Begin
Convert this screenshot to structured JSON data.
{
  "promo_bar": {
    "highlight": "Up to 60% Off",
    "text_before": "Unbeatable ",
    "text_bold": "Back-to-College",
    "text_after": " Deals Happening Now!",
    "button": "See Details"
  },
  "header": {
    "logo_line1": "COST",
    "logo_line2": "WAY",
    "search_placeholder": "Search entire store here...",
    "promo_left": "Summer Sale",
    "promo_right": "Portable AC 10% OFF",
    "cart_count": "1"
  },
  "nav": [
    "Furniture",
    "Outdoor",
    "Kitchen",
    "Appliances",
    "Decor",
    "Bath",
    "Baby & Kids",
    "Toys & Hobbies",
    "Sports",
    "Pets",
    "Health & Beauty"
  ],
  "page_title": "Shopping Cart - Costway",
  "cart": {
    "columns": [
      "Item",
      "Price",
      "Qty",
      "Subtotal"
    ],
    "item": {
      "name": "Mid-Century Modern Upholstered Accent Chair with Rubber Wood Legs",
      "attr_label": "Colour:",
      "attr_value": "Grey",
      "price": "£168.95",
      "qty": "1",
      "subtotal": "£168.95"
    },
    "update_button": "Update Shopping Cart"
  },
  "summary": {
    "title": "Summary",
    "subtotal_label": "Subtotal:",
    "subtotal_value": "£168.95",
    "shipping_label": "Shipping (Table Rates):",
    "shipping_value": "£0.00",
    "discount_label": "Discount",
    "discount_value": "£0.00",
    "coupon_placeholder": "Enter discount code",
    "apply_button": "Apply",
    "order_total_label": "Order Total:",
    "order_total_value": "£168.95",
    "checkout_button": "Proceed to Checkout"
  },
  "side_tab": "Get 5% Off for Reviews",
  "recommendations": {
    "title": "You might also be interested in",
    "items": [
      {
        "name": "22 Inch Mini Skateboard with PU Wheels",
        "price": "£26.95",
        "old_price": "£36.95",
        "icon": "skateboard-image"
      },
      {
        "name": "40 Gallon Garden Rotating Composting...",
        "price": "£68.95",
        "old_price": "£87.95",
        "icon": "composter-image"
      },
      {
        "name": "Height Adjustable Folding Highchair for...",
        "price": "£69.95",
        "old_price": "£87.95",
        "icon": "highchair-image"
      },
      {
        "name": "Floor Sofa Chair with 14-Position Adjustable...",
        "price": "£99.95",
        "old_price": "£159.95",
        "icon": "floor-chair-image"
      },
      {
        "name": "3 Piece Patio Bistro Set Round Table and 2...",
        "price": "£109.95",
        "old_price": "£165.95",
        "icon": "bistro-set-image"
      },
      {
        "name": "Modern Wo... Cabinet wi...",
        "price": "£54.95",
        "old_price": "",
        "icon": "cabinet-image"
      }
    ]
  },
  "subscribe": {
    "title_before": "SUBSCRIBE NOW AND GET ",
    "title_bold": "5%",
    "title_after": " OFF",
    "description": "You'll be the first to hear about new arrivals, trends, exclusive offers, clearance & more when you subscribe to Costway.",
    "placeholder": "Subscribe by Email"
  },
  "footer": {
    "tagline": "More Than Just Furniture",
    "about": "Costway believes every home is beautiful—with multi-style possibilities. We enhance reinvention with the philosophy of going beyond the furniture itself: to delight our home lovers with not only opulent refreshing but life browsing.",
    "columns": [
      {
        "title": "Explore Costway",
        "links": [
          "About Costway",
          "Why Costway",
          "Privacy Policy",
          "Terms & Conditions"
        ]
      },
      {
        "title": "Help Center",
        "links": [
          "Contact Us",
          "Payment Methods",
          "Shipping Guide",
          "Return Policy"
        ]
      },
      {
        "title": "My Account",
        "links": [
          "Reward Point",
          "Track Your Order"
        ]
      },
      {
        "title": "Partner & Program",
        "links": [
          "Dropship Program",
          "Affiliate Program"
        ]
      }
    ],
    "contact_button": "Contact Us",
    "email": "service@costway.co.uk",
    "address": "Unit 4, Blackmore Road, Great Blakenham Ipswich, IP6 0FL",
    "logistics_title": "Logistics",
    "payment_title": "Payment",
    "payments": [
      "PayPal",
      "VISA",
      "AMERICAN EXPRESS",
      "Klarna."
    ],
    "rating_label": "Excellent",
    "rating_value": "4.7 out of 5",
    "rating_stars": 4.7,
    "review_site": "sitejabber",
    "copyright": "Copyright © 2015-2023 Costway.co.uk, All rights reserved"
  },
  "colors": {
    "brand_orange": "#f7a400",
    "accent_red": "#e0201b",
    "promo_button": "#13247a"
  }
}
End
**Written instruction:** The records above should be duplicated in full, exactly as given.

**Worked solution:**
Convert this screenshot to structured JSON data.
{
  "promo_bar": {
    "highlight": "Up to 60% Off",
    "text_before": "Unbeatable ",
    "text_bold": "Back-to-College",
    "text_after": " Deals Happening Now!",
    "button": "See Details"
  },
  "header": {
    "logo_line1": "COST",
    "logo_line2": "WAY",
    "search_placeholder": "Search entire store here...",
    "promo_left": "Summer Sale",
    "promo_right": "Portable AC 10% OFF",
    "cart_count": "1"
  },
  "nav": [
    "Furniture",
    "Outdoor",
    "Kitchen",
    "Appliances",
    "Decor",
    "Bath",
    "Baby & Kids",
    "Toys & Hobbies",
    "Sports",
    "Pets",
    "Health & Beauty"
  ],
  "page_title": "Shopping Cart - Costway",
  "cart": {
    "columns": [
      "Item",
      "Price",
      "Qty",
      "Subtotal"
    ],
    "item": {
      "name": "Mid-Century Modern Upholstered Accent Chair with Rubber Wood Legs",
      "attr_label": "Colour:",
      "attr_value": "Grey",
      "price": "£168.95",
      "qty": "1",
      "subtotal": "£168.95"
    },
    "update_button": "Update Shopping Cart"
  },
  "summary": {
    "title": "Summary",
    "subtotal_label": "Subtotal:",
    "subtotal_value": "£168.95",
    "shipping_label": "Shipping (Table Rates):",
    "shipping_value": "£0.00",
    "discount_label": "Discount",
    "discount_value": "£0.00",
    "coupon_placeholder": "Enter discount code",
    "apply_button": "Apply",
    "order_total_label": "Order Total:",
    "order_total_value": "£168.95",
    "checkout_button": "Proceed to Checkout"
  },
  "side_tab": "Get 5% Off for Reviews",
  "recommendations": {
    "title": "You might also be interested in",
    "items": [
      {
        "name": "22 Inch Mini Skateboard with PU Wheels",
        "price": "£26.95",
        "old_price": "£36.95",
        "icon": "skateboard-image"
      },
      {
        "name": "40 Gallon Garden Rotating Composting...",
        "price": "£68.95",
        "old_price": "£87.95",
        "icon": "composter-image"
      },
      {
        "name": "Height Adjustable Folding Highchair for...",
        "price": "£69.95",
        "old_price": "£87.95",
        "icon": "highchair-image"
      },
      {
        "name": "Floor Sofa Chair with 14-Position Adjustable...",
        "price": "£99.95",
        "old_price": "£159.95",
        "icon": "floor-chair-image"
      },
      {
        "name": "3 Piece Patio Bistro Set Round Table and 2...",
        "price": "£109.95",
        "old_price": "£165.95",
        "icon": "bistro-set-image"
      },
      {
        "name": "Modern Wo... Cabinet wi...",
        "price": "£54.95",
        "old_price": "",
        "icon": "cabinet-image"
      }
    ]
  },
  "subscribe": {
    "title_before": "SUBSCRIBE NOW AND GET ",
    "title_bold": "5%",
    "title_after": " OFF",
    "description": "You'll be the first to hear about new arrivals, trends, exclusive offers, clearance & more when you subscribe to Costway.",
    "placeholder": "Subscribe by Email"
  },
  "footer": {
    "tagline": "More Than Just Furniture",
    "about": "Costway believes every home is beautiful—with multi-style possibilities. We enhance reinvention with the philosophy of going beyond the furniture itself: to delight our home lovers with not only opulent refreshing but life browsing.",
    "columns": [
      {
        "title": "Explore Costway",
        "links": [
          "About Costway",
          "Why Costway",
          "Privacy Policy",
          "Terms & Conditions"
        ]
      },
      {
        "title": "Help Center",
        "links": [
          "Contact Us",
          "Payment Methods",
          "Shipping Guide",
          "Return Policy"
        ]
      },
      {
        "title": "My Account",
        "links": [
          "Reward Point",
          "Track Your Order"
        ]
      },
      {
        "title": "Partner & Program",
        "links": [
          "Dropship Program",
          "Affiliate Program"
        ]
      }
    ],
    "contact_button": "Contact Us",
    "email": "service@costway.co.uk",
    "address": "Unit 4, Blackmore Road, Great Blakenham Ipswich, IP6 0FL",
    "logistics_title": "Logistics",
    "payment_title": "Payment",
    "payments": [
      "PayPal",
      "VISA",
      "AMERICAN EXPRESS",
      "Klarna."
    ],
    "rating_label": "Excellent",
    "rating_value": "4.7 out of 5",
    "rating_stars": 4.7,
    "review_site": "sitejabber",
    "copyright": "Copyright © 2015-2023 Costway.co.uk, All rights reserved"
  },
  "colors": {
    "brand_orange": "#f7a400",
    "accent_red": "#e0201b",
    "promo_button": "#13247a"
  }
}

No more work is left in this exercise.